Transcribe the listing that follows in full, omitting pictures.

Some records
▬▬▬▬▬▬▬▬▬▬

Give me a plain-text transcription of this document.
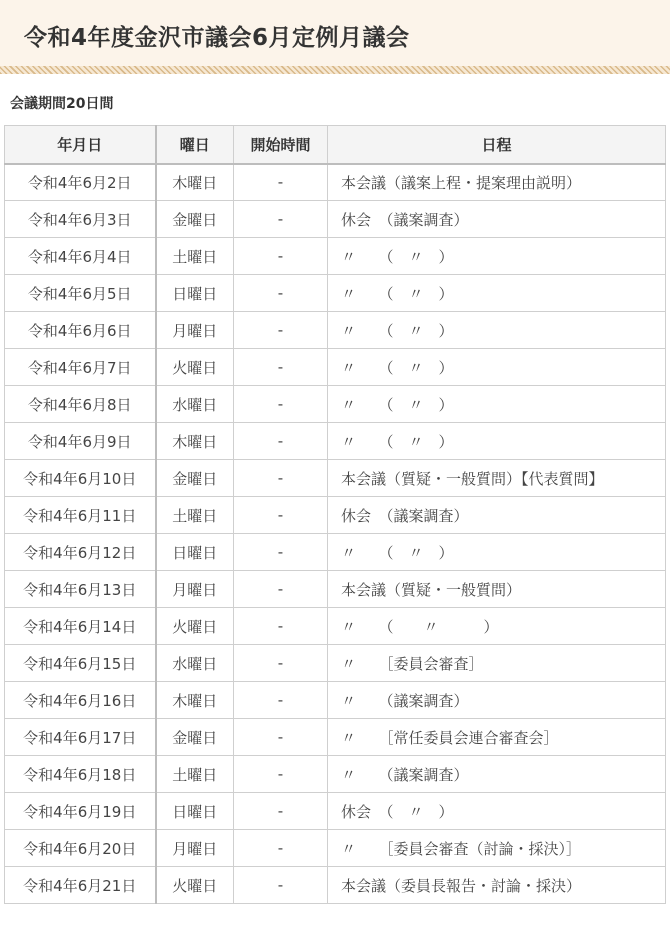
令和4年度金沢市議会6月定例月議会
会議期間20日間
年月日	曜日	開始時間	日程
令和4年6月2日	木曜日	-	本会議（議案上程・提案理由説明）
令和4年6月3日	金曜日	-	休会　（議案調査）
令和4年6月4日	土曜日	-	〃　　（　〃　）
令和4年6月5日	日曜日	-	〃　　（　〃　）
令和4年6月6日	月曜日	-	〃　　（　〃　）
令和4年6月7日	火曜日	-	〃　　（　〃　）
令和4年6月8日	水曜日	-	〃　　（　〃　）
令和4年6月9日	木曜日	-	〃　　（　〃　）
令和4年6月10日	金曜日	-	本会議（質疑・一般質問）【代表質問】
令和4年6月11日	土曜日	-	休会　（議案調査）
令和4年6月12日	日曜日	-	〃　　（　〃　）
令和4年6月13日	月曜日	-	本会議（質疑・一般質問）
令和4年6月14日	火曜日	-	〃　　（　　〃　　　）
令和4年6月15日	水曜日	-	〃　　［委員会審査］
令和4年6月16日	木曜日	-	〃　　（議案調査）
令和4年6月17日	金曜日	-	〃　　［常任委員会連合審査会］
令和4年6月18日	土曜日	-	〃　　（議案調査）
令和4年6月19日	日曜日	-	休会　（　〃　）
令和4年6月20日	月曜日	-	〃　　［委員会審査（討論・採決）］
令和4年6月21日	火曜日	-	本会議（委員長報告・討論・採決）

▬▬▬▬▬▬▬▬▬▬

▶ **Reply to the exercise**
Give me a plain-text transcription of this document.
令和4年度金沢市議会6月定例月議会
会議期間20日間
年月日	曜日	開始時間	日程
令和4年6月2日	木曜日	-	本会議（議案上程・提案理由説明）
令和4年6月3日	金曜日	-	休会　（議案調査）
令和4年6月4日	土曜日	-	〃　　（　〃　）
令和4年6月5日	日曜日	-	〃　　（　〃　）
令和4年6月6日	月曜日	-	〃　　（　〃　）
令和4年6月7日	火曜日	-	〃　　（　〃　）
令和4年6月8日	水曜日	-	〃　　（　〃　）
令和4年6月9日	木曜日	-	〃　　（　〃　）
令和4年6月10日	金曜日	-	本会議（質疑・一般質問）【代表質問】
令和4年6月11日	土曜日	-	休会　（議案調査）
令和4年6月12日	日曜日	-	〃　　（　〃　）
令和4年6月13日	月曜日	-	本会議（質疑・一般質問）
令和4年6月14日	火曜日	-	〃　　（　　〃　　　）
令和4年6月15日	水曜日	-	〃　　［委員会審査］
令和4年6月16日	木曜日	-	〃　　（議案調査）
令和4年6月17日	金曜日	-	〃　　［常任委員会連合審査会］
令和4年6月18日	土曜日	-	〃　　（議案調査）
令和4年6月19日	日曜日	-	休会　（　〃　）
令和4年6月20日	月曜日	-	〃　　［委員会審査（討論・採決）］
令和4年6月21日	火曜日	-	本会議（委員長報告・討論・採決）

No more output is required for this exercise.